## Set exercise 1
In the records, starting at the first line and ending at the line containing "swift-xrt-panel: Swift/XRT [1126, 804, 1500, 1205]", rename "screenshot" to "capture" and reproduce those lines with nothing else altered.

## Text extract
----

You see, my current problem is being dissatisfied. I’ve accomplished a lot. A book was on my bucket list. Now, I’m trying to write another (this one is nonfiction) as well as promote the one I have and attempt a chapbook (poetry). It’s still not enough. I’m tired, but I’m restless. That’s why I’m keeping this blog going. That’s why I’m still writing.
Besides that, I have a fear of contentedness, because if you’re not trying to improve yourself, your work, then you’re not better and you’re probably not staying the same either. You’re in decline. Most people who enter states of contentedness and inactivity begin this process of atrophy without realizing it, because you can never really stay the same, even if you want to.
The metaphor I’ll use which may or may not be considered an apt metaphor: It’s like being on fire but never burning up.
Yeah, I’m kind of like that one bush that spoke to Moses only less well known. Like a lot less well known. Like a minuscule portion of the world’s population are aware of me and I don’t exist to the rest.
You know what I didn’t do when my phone went off at 5AM on a Tuesday to let me know that work was called off? I didn’t write. I wrote some eventually, but that’s not the point. I went back to sleep and woke up several hours later. Greeted by stifled sunlight, I peeked out my bedroom window at what remained of just a light covering of a few inches. It was sleeting at that point. The chatter of fragmented ice pattered on closed windows that lead me to breakfast and coffee. Still, I didn’t write. I watched some videos online. I listened to music. I got ready for a day inside, but I didn’t write. I read a book too.
I waited all day to write, a day I had completely free to do whatever I wanted.
Looking back, I’m disappointed in myself. I don’t regret spending the day enjoying myself. It was necessary. And I probably wouldn’t do it differently if I had the chance to redo the day. Says a lot. Says nothing too.
I’m at a point where I don’t know if this is problematic or not. I feel like it is. And there’s the issue.
I know you can’t work all the time. I mean, you absolutely can, but burning out isn’t helpful for creativity. At least, it isn’t for me. In this case, back to the metaphor, if you’re a burning bush, it’s important to know that sometimes it rains. Can’t be on fire all the time. Anyway, when I can’t think, I can’t create. If I’m exhausted, rather than tired, it’s a lot like trying to pull the world out of nothing. It just can’t be done. Not by me. There’s a reason the phrase, “burning the candle at both ends,” is still notoriously negative. It means you’re hardworking but also too hard working. Also, more fire metaphors…
Side Note: How would you keep a candle like that? You couldn’t place it in a candle holder, that’s for sure. Do you have to hold it? That sounds painful. But it bring nuanced meaning to the phrase. Wouldn’t two candles not only be hold-able, but burn twice as long? You see each side of a candle burning at both ends would only have half a candle of light a piece, if that. Totally inefficient.

----

## Supplied information
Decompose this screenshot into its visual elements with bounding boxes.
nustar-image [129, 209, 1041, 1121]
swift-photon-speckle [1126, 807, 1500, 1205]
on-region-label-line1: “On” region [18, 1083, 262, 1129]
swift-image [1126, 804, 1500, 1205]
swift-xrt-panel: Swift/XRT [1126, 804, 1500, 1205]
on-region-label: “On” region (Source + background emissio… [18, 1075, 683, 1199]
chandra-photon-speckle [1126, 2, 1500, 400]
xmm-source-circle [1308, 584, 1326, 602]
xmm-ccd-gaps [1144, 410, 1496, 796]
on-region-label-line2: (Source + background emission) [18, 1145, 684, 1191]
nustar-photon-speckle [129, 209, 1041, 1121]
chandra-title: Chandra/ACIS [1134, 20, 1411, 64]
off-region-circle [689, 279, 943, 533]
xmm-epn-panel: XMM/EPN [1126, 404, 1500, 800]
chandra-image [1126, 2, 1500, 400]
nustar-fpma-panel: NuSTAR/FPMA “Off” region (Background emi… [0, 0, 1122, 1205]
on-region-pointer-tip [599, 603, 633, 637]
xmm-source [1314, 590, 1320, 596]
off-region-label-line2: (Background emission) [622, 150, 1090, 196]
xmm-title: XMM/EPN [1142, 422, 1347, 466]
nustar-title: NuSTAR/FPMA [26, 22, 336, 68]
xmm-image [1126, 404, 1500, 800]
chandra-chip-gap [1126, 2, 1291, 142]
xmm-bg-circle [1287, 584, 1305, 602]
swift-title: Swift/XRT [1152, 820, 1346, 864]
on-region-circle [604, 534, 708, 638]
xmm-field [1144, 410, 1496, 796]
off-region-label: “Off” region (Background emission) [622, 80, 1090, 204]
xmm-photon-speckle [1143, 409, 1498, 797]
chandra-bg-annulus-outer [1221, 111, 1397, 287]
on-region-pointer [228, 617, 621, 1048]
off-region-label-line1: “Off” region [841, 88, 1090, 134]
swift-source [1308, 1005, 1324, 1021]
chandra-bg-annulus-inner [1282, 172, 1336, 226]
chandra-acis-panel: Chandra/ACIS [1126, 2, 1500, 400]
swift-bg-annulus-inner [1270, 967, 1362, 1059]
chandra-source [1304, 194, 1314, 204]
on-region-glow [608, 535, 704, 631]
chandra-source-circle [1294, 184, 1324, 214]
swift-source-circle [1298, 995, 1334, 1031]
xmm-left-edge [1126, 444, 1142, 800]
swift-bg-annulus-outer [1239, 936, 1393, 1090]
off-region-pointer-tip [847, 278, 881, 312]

----

## Set exercise 2
Go on with the blog post about restlessness and writing, picking up after its final sentence.

## Task output 1
Decompose this capture into its visual elements with bounding boxes.
nustar-image [129, 209, 1041, 1121]
swift-photon-speckle [1126, 807, 1500, 1205]
on-region-label-line1: “On” region [18, 1083, 262, 1129]
swift-image [1126, 804, 1500, 1205]
swift-xrt-panel: Swift/XRT [1126, 804, 1500, 1205]

## Task output 2
I did it again, didn’t I? Been tangential a lot lately, more so than usual. It has to do with working on too many things, a lot I don’t even want to be a part of, but work that pays is work that pays. I hope someone reads that and nods knowingly to themselves. If you did, we should be friends. If we’re not already friends, I’m sorry. I have a lot going on. I said that already…
In Buddhism, the term for a mind like mine is Monkey Mind. It’s an uncontrollable, capricious mind. When I’m not doing anything, it wanders. The overactive mind is great for creativity, as long as you can reign it in and manage to be productive. With all my passion that’s a difficult task to perform. Stella made that painfully obvious. Of course, I only realized that after the fact. That’s normal though. It’s similar to having a great comeback to some insult hurled at you a week ago.
It’s been cold on and off, blue skies, chilled winds. Blooming pear trees blossomed white, now turn decaying brown. I try to notice nature as best I can. It helps me to clear my mind, calm it. Helps the writing. Long walks. Presumably, we won’t have most of current nature for much longer, which is another reason to cherish it. One day we might only know constant, ravaging snowstorms, or forget what snow looks like. Then I’ll be trapped inside and unable to write. Maybe a year from now I’ll be experiencing something like that. Hopefully not.
- Where to?
I’d like to think that I’d keep this blog going even if I were to venture somewhere, anywhere. I’d keep it going, if not for my readers or potential readers, then for me. And if someone should take something from it, all the more reason to continue.
I am going somewhere. At least, I think I am. I have a few pieces being published. I also should be having a reading coming up in May. I’ll post about that more when everything is made more certain. A couple chapters have been written for my next manuscript. I’ve even been reading and finishing books for research purposes. This is still not enough, and I have to discover what is for me. Most people have to. Most people reach their twenties and figure out what they want to do, whether or not they can do it, know more of who they are, and somehow calm down a bit. No thank you. I’m 28 now. I feel like I should know more, but I’m ok with that not being the case. I’m aware that most people are in a similar, if not the same, situation. It’s oddly reassuring.
By the time you’re reading this, it will be April. There’s more sunlight, rain, and heat than there have been for a while. More birds singing. More time that can be spent outside. Less time to write. More time to be frustrated. Probably more readings too. I won’t be able to do everything I want to.
I hope that you can do what you want to do, within reason. Dreams are less achievable for many than they have ever been. They can still be reached, but the times have not changed for the better. Despite this, it’s important to not give up, especially if you’re an artist. It has never been easy. It probably never will be. You may not end up the kind of successful that you want to be or feel you need to be. Do not let that take away from what you are doing. Do not allow that to diminish your passions. Although I know it happens to many of us.
I’m thinking of leaving Baltimore. I think that every year. And every year I realize the security in my job that helps me pay the rent and allows me to have health insurance. Every year I have some health concern or private matter that needs to be dealt with first. Every year there is something. My own fears are constant. How do you establish yourself somewhere new, especially as an adult? It’s a big decision.
There’s also the fact that I kind of like it here, despite some things that have happened and a lack of employment possibilities in my field. In the arts, there’s a lot happening in Baltimore. Plus friends. Some of whom have already moved on to other, often bigger things or are on the cusp of doing so. If they can do it, why can’t I? In other words, there’s nothing stopping me except the occasional snow storm.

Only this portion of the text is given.